Challenge = Extract every line that includes the string "gazowej".

Extracted records =
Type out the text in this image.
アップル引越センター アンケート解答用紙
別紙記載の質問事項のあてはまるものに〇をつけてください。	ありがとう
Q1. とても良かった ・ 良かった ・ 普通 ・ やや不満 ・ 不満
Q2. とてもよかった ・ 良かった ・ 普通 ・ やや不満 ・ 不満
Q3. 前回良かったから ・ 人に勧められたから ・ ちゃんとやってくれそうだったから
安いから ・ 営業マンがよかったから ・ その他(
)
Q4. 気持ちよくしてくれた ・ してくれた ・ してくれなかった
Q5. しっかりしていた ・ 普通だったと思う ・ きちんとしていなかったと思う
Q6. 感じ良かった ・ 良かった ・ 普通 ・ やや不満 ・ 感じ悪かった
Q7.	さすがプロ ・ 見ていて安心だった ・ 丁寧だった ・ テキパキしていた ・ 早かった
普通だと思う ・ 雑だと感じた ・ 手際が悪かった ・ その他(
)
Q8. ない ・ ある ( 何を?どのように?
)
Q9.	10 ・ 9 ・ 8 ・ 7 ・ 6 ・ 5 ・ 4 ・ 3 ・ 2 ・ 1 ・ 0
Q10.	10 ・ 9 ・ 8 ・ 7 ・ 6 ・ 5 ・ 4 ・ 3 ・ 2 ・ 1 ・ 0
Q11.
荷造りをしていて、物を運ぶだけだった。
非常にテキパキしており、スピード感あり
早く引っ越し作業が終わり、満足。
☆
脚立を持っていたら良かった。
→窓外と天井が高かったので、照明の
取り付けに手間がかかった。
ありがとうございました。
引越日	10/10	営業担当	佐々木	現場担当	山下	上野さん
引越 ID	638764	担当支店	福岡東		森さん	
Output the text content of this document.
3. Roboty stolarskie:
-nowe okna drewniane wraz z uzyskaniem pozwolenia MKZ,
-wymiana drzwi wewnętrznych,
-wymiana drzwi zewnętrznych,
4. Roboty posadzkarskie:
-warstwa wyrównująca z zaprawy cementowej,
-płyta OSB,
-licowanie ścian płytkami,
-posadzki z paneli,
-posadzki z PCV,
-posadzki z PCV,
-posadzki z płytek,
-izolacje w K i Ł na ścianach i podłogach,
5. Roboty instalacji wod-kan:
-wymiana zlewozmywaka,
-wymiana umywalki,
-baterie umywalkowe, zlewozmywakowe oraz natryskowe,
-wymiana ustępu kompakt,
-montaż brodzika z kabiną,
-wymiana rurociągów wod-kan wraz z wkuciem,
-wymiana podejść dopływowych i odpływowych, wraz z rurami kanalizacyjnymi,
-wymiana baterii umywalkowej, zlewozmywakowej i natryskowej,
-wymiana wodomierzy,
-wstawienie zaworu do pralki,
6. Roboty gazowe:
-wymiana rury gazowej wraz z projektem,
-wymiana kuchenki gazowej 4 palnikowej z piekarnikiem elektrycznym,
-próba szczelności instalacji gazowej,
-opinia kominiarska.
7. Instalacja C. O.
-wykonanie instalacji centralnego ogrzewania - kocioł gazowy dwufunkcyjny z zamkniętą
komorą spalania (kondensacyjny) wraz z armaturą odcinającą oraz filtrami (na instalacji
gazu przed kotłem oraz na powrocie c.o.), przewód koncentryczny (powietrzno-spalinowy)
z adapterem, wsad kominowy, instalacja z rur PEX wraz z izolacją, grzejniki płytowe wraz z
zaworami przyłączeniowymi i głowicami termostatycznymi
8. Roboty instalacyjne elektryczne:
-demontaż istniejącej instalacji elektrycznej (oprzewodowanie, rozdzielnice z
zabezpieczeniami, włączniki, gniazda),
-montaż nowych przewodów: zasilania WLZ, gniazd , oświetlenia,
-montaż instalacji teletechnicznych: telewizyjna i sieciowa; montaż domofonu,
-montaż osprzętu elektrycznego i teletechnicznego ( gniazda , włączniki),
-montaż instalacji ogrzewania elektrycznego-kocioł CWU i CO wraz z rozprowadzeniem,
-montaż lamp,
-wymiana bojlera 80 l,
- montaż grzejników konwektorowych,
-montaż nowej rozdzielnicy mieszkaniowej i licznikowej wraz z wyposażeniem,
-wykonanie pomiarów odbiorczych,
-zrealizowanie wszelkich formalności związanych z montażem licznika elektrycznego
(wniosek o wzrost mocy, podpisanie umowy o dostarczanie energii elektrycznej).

Right answer =
-wymiana rury gazowej wraz z projektem,
-wymiana kuchenki gazowej 4 palnikowej z piekarnikiem elektrycznym,
-próba szczelności instalacji gazowej,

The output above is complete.